-- START Supplied information --

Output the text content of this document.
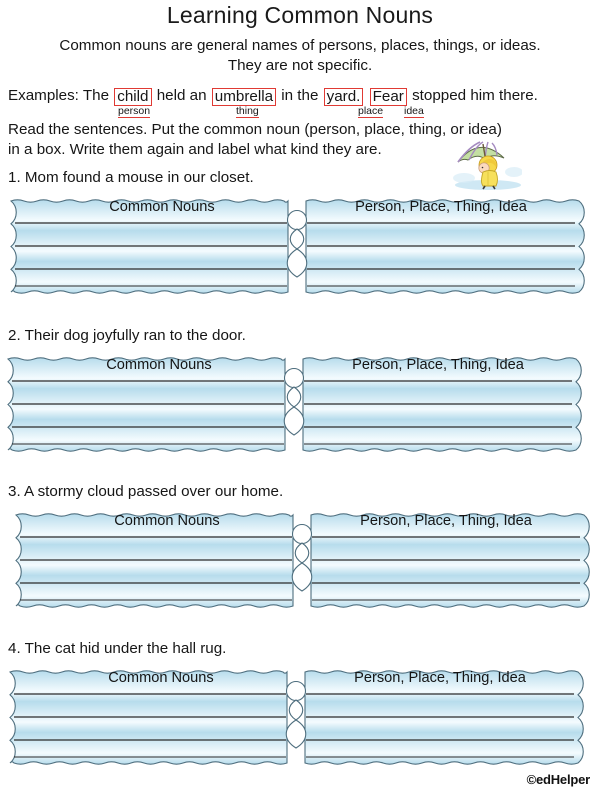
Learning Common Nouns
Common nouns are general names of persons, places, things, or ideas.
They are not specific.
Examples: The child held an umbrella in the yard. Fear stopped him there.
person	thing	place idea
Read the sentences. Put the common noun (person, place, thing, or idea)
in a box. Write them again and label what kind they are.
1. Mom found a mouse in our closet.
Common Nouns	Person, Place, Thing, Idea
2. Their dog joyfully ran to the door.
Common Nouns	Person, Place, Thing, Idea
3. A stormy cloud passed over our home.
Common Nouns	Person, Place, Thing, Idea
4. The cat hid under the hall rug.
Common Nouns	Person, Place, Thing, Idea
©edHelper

-- END Supplied information --

## [Exercise prompt]
Without including any picture, repeat the data exactly.

## [Task solution]
Output the text content of this document.
Learning Common Nouns
Common nouns are general names of persons, places, things, or ideas.
They are not specific.
Examples: The child held an umbrella in the yard. Fear stopped him there.
person	thing	place idea
Read the sentences. Put the common noun (person, place, thing, or idea)
in a box. Write them again and label what kind they are.
1. Mom found a mouse in our closet.
Common Nouns	Person, Place, Thing, Idea
2. Their dog joyfully ran to the door.
Common Nouns	Person, Place, Thing, Idea
3. A stormy cloud passed over our home.
Common Nouns	Person, Place, Thing, Idea
4. The cat hid under the hall rug.
Common Nouns	Person, Place, Thing, Idea
©edHelper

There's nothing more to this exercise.